__Extract provided__:
········

'There's a no-choice menu. You either like it or lump it. There are few cheffy indulgences, hardly any blowsy carbs. But it's some of the loveliest food I've eaten in ages'
Confession: I was avoiding the Clove Club. "Why?" you might ask. After all, this is a restaurant from a trio of chaps (chef Isaac McHale and his front-of-house cohorts Daniel Willis and Johnny Smith) who have for years been running ecstatically received foodie events in parks, or abandoned Canary Wharf office blocks, or upstairs rooms of historical pubs.
The answer is, I didn't fancy it. I've eaten at the Canary Wharf and upstairs room gigs. I didn't like the look of some of the dishes endured by early reviewers – a big old leek, split open and rogered with smoked mussels, gave me the particular groo. And the spartan room in the old Shoreditch Town Hall wasn't gladdening my comfort-loving heart.
Then a hotshot foodie pal dragged me along for lunch at the homemade charcuterie-draped bar and I was silenced. Silenced by the gorgeousness of a dish that's a McHale signature, buttermilk fried chicken: nuggets fit for a deity on a nest of pine twigs, the outsides crisp, the insides supple, with a fleeting fragrance from pine salt – not in an Airwick way, more a whiff of astringent woodiness. Speechless at rosy lamb with rösti on top, less proletarian potato cake and more dadaist doodle. "You need to go back for dinner," the pal said as my pupils dilated with every mouthful.

········

__Data segment__:
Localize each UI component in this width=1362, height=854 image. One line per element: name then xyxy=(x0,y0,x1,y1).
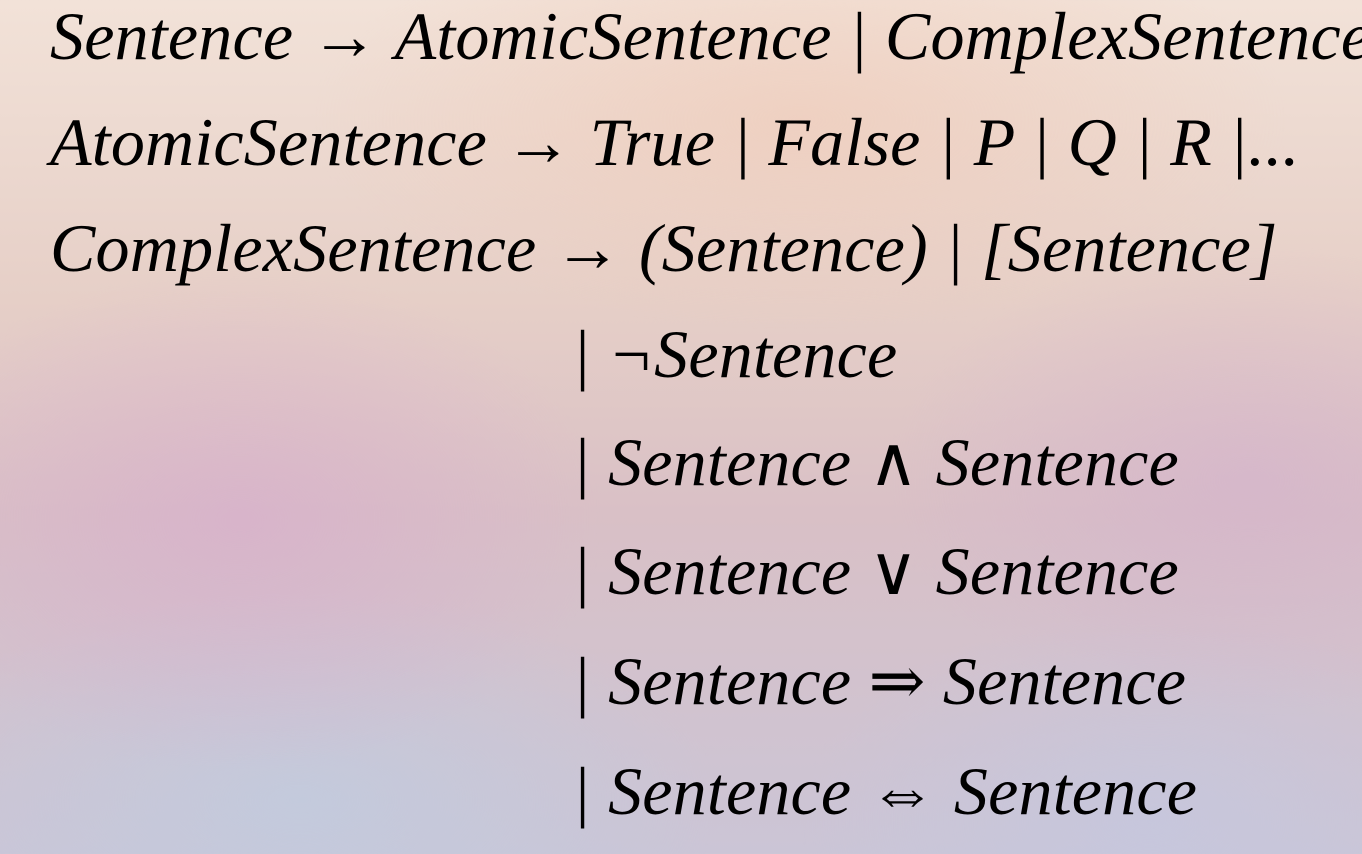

········

__Required task__:
Reproduce the restaurant review of the Clove Club in full, word for word.

__Solved problem__:
'There's a no-choice menu. You either like it or lump it. There are few cheffy indulgences, hardly any blowsy carbs. But it's some of the loveliest food I've eaten in ages'
Confession: I was avoiding the Clove Club. "Why?" you might ask. After all, this is a restaurant from a trio of chaps (chef Isaac McHale and his front-of-house cohorts Daniel Willis and Johnny Smith) who have for years been running ecstatically received foodie events in parks, or abandoned Canary Wharf office blocks, or upstairs rooms of historical pubs.
The answer is, I didn't fancy it. I've eaten at the Canary Wharf and upstairs room gigs. I didn't like the look of some of the dishes endured by early reviewers – a big old leek, split open and rogered with smoked mussels, gave me the particular groo. And the spartan room in the old Shoreditch Town Hall wasn't gladdening my comfort-loving heart.
Then a hotshot foodie pal dragged me along for lunch at the homemade charcuterie-draped bar and I was silenced. Silenced by the gorgeousness of a dish that's a McHale signature, buttermilk fried chicken: nuggets fit for a deity on a nest of pine twigs, the outsides crisp, the insides supple, with a fleeting fragrance from pine salt – not in an Airwick way, more a whiff of astringent woodiness. Speechless at rosy lamb with rösti on top, less proletarian potato cake and more dadaist doodle. "You need to go back for dinner," the pal said as my pupils dilated with every mouthful.